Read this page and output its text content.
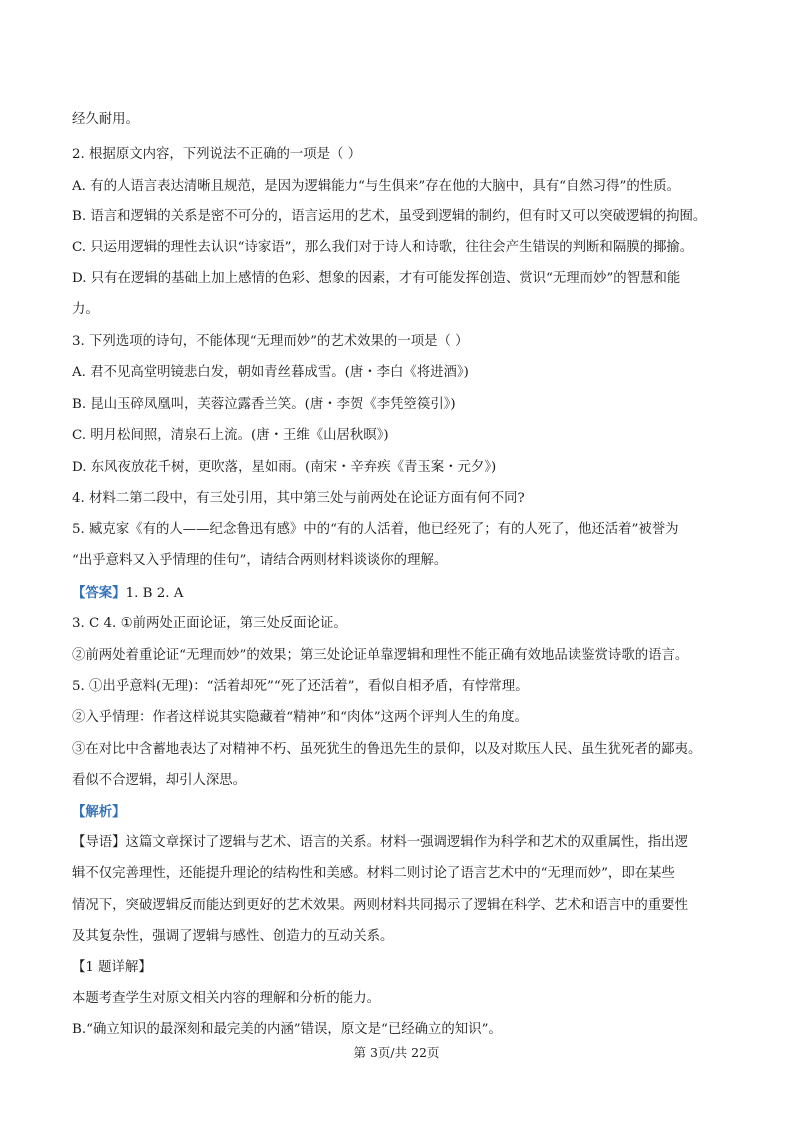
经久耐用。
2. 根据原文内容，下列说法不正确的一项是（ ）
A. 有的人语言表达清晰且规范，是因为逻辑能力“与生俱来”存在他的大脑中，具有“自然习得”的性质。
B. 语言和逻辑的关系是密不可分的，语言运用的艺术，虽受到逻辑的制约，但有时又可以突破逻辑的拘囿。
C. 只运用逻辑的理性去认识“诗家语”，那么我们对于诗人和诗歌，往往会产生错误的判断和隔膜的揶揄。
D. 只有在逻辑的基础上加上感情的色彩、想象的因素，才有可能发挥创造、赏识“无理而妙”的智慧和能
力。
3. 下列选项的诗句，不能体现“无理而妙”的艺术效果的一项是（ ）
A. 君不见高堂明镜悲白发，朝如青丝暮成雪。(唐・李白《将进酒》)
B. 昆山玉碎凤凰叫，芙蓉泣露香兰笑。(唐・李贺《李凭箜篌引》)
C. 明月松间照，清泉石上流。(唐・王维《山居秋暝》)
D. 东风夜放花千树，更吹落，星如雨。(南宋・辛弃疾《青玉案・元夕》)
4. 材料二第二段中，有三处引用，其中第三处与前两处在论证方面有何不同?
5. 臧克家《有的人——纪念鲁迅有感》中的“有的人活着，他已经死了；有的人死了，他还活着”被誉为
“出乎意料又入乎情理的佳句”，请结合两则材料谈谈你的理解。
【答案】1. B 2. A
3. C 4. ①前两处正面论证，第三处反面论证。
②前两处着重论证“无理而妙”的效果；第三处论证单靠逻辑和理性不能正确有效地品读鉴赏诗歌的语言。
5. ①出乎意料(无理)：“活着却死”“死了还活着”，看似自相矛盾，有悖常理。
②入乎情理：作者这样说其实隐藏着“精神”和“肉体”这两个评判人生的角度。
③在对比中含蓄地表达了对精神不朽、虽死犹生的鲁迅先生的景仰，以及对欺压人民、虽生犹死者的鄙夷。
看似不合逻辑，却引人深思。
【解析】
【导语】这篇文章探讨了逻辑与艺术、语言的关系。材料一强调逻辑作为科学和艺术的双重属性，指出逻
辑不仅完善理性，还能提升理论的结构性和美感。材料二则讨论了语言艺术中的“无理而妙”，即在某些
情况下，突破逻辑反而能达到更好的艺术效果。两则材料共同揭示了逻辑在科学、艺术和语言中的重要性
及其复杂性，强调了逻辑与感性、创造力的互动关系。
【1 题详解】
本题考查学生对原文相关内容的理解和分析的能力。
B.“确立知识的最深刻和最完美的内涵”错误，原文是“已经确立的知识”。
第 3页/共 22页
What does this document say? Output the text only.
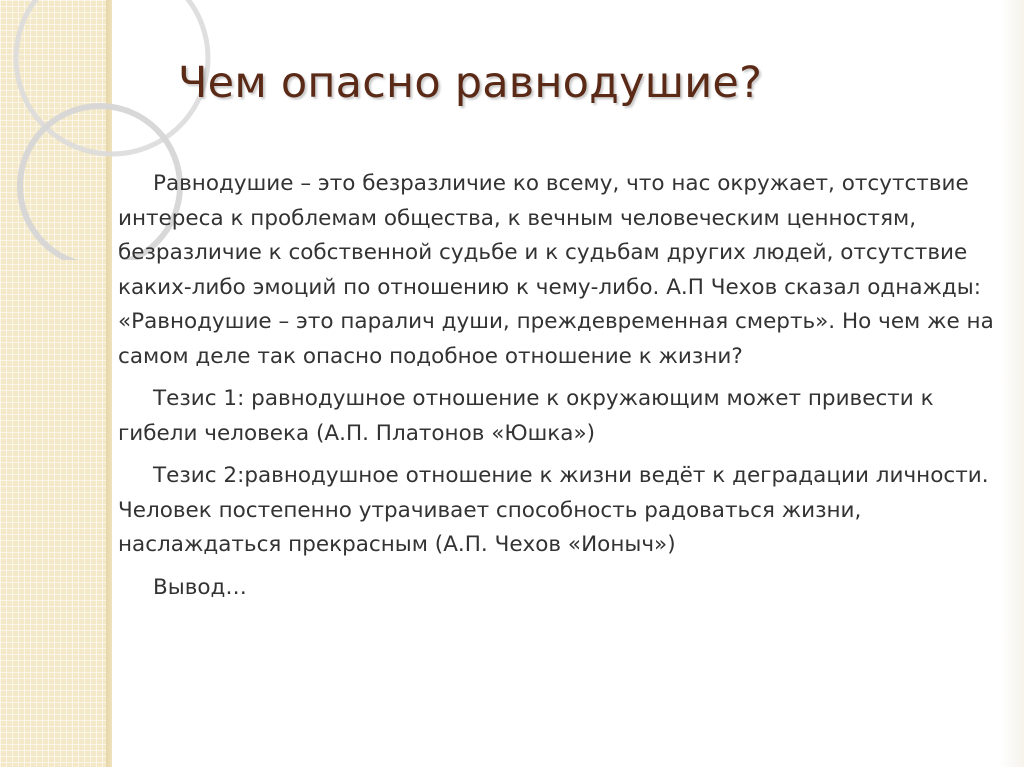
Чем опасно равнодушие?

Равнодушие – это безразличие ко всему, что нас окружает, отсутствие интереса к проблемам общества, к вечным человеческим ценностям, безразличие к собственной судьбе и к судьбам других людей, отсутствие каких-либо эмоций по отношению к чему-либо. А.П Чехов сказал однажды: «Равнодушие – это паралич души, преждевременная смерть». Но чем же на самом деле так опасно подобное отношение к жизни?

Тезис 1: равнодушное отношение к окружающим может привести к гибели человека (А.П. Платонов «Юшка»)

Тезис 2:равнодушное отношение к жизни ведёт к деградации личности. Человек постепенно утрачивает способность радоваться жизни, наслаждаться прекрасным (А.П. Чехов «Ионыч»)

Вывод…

::::::

▸ **Work to do**
Transcribe every line in the entries above, taking out only the images.

▸ **Solution to this exercise**
Read this page and output its text content.
经久耐用。
2. 根据原文内容，下列说法不正确的一项是（ ）
A. 有的人语言表达清晰且规范，是因为逻辑能力“与生俱来”存在他的大脑中，具有“自然习得”的性质。
B. 语言和逻辑的关系是密不可分的，语言运用的艺术，虽受到逻辑的制约，但有时又可以突破逻辑的拘囿。
C. 只运用逻辑的理性去认识“诗家语”，那么我们对于诗人和诗歌，往往会产生错误的判断和隔膜的揶揄。
D. 只有在逻辑的基础上加上感情的色彩、想象的因素，才有可能发挥创造、赏识“无理而妙”的智慧和能
力。
3. 下列选项的诗句，不能体现“无理而妙”的艺术效果的一项是（ ）
A. 君不见高堂明镜悲白发，朝如青丝暮成雪。(唐・李白《将进酒》)
B. 昆山玉碎凤凰叫，芙蓉泣露香兰笑。(唐・李贺《李凭箜篌引》)
C. 明月松间照，清泉石上流。(唐・王维《山居秋暝》)
D. 东风夜放花千树，更吹落，星如雨。(南宋・辛弃疾《青玉案・元夕》)
4. 材料二第二段中，有三处引用，其中第三处与前两处在论证方面有何不同?
5. 臧克家《有的人——纪念鲁迅有感》中的“有的人活着，他已经死了；有的人死了，他还活着”被誉为
“出乎意料又入乎情理的佳句”，请结合两则材料谈谈你的理解。
【答案】1. B 2. A
3. C 4. ①前两处正面论证，第三处反面论证。
②前两处着重论证“无理而妙”的效果；第三处论证单靠逻辑和理性不能正确有效地品读鉴赏诗歌的语言。
5. ①出乎意料(无理)：“活着却死”“死了还活着”，看似自相矛盾，有悖常理。
②入乎情理：作者这样说其实隐藏着“精神”和“肉体”这两个评判人生的角度。
③在对比中含蓄地表达了对精神不朽、虽死犹生的鲁迅先生的景仰，以及对欺压人民、虽生犹死者的鄙夷。
看似不合逻辑，却引人深思。
【解析】
【导语】这篇文章探讨了逻辑与艺术、语言的关系。材料一强调逻辑作为科学和艺术的双重属性，指出逻
辑不仅完善理性，还能提升理论的结构性和美感。材料二则讨论了语言艺术中的“无理而妙”，即在某些
情况下，突破逻辑反而能达到更好的艺术效果。两则材料共同揭示了逻辑在科学、艺术和语言中的重要性
及其复杂性，强调了逻辑与感性、创造力的互动关系。
【1 题详解】
本题考查学生对原文相关内容的理解和分析的能力。
B.“确立知识的最深刻和最完美的内涵”错误，原文是“已经确立的知识”。
第 3页/共 22页
What does this document say? Output the text only.
Чем опасно равнодушие?

Равнодушие – это безразличие ко всему, что нас окружает, отсутствие интереса к проблемам общества, к вечным человеческим ценностям, безразличие к собственной судьбе и к судьбам других людей, отсутствие каких-либо эмоций по отношению к чему-либо. А.П Чехов сказал однажды: «Равнодушие – это паралич души, преждевременная смерть». Но чем же на самом деле так опасно подобное отношение к жизни?

Тезис 1: равнодушное отношение к окружающим может привести к гибели человека (А.П. Платонов «Юшка»)

Тезис 2:равнодушное отношение к жизни ведёт к деградации личности. Человек постепенно утрачивает способность радоваться жизни, наслаждаться прекрасным (А.П. Чехов «Ионыч»)

Вывод…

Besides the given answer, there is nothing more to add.